▶ [WHAT IS NEEDED]: Print the entire listing. Each line must match the original exactly.

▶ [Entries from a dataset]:
***

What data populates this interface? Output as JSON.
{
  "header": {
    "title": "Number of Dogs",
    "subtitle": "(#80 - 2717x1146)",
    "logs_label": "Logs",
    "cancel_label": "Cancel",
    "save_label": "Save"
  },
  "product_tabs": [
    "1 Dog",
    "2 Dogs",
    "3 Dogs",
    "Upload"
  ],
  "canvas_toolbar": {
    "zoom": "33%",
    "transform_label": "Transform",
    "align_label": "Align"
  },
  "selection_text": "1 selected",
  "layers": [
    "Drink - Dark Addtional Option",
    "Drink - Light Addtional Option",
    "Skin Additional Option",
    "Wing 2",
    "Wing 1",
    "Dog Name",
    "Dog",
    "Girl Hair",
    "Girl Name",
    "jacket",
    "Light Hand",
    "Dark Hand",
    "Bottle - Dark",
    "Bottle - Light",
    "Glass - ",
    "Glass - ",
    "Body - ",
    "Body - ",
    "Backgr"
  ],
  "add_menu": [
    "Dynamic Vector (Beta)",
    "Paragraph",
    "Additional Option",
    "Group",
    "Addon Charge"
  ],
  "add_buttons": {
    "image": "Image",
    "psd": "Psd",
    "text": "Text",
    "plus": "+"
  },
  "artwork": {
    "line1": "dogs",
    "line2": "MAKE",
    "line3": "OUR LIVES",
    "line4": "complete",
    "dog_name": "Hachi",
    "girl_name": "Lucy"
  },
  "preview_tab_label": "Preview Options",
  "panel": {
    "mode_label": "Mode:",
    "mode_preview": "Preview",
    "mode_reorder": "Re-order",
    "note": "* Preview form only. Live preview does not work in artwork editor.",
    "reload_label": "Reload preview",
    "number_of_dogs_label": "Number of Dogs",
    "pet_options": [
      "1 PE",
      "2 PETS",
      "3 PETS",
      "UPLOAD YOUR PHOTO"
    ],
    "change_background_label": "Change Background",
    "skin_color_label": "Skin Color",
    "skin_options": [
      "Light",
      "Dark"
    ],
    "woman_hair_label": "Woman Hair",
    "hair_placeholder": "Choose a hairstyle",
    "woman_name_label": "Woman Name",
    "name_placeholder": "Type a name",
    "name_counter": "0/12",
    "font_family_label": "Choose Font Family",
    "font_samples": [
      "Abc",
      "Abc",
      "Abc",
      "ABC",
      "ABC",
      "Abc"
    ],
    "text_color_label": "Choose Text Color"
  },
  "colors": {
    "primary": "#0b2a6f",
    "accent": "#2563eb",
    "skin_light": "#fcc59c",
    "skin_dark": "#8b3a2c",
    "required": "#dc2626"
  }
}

***

▶ [CORRECT RESPONSE]:
What data populates this interface? Output as JSON.
{
  "header": {
    "title": "Number of Dogs",
    "subtitle": "(#80 - 2717x1146)",
    "logs_label": "Logs",
    "cancel_label": "Cancel",
    "save_label": "Save"
  },
  "product_tabs": [
    "1 Dog",
    "2 Dogs",
    "3 Dogs",
    "Upload"
  ],
  "canvas_toolbar": {
    "zoom": "33%",
    "transform_label": "Transform",
    "align_label": "Align"
  },
  "selection_text": "1 selected",
  "layers": [
    "Drink - Dark Addtional Option",
    "Drink - Light Addtional Option",
    "Skin Additional Option",
    "Wing 2",
    "Wing 1",
    "Dog Name",
    "Dog",
    "Girl Hair",
    "Girl Name",
    "jacket",
    "Light Hand",
    "Dark Hand",
    "Bottle - Dark",
    "Bottle - Light",
    "Glass - ",
    "Glass - ",
    "Body - ",
    "Body - ",
    "Backgr"
  ],
  "add_menu": [
    "Dynamic Vector (Beta)",
    "Paragraph",
    "Additional Option",
    "Group",
    "Addon Charge"
  ],
  "add_buttons": {
    "image": "Image",
    "psd": "Psd",
    "text": "Text",
    "plus": "+"
  },
  "artwork": {
    "line1": "dogs",
    "line2": "MAKE",
    "line3": "OUR LIVES",
    "line4": "complete",
    "dog_name": "Hachi",
    "girl_name": "Lucy"
  },
  "preview_tab_label": "Preview Options",
  "panel": {
    "mode_label": "Mode:",
    "mode_preview": "Preview",
    "mode_reorder": "Re-order",
    "note": "* Preview form only. Live preview does not work in artwork editor.",
    "reload_label": "Reload preview",
    "number_of_dogs_label": "Number of Dogs",
    "pet_options": [
      "1 PE",
      "2 PETS",
      "3 PETS",
      "UPLOAD YOUR PHOTO"
    ],
    "change_background_label": "Change Background",
    "skin_color_label": "Skin Color",
    "skin_options": [
      "Light",
      "Dark"
    ],
    "woman_hair_label": "Woman Hair",
    "hair_placeholder": "Choose a hairstyle",
    "woman_name_label": "Woman Name",
    "name_placeholder": "Type a name",
    "name_counter": "0/12",
    "font_family_label": "Choose Font Family",
    "font_samples": [
      "Abc",
      "Abc",
      "Abc",
      "ABC",
      "ABC",
      "Abc"
    ],
    "text_color_label": "Choose Text Color"
  },
  "colors": {
    "primary": "#0b2a6f",
    "accent": "#2563eb",
    "skin_light": "#fcc59c",
    "skin_dark": "#8b3a2c",
    "required": "#dc2626"
  }
}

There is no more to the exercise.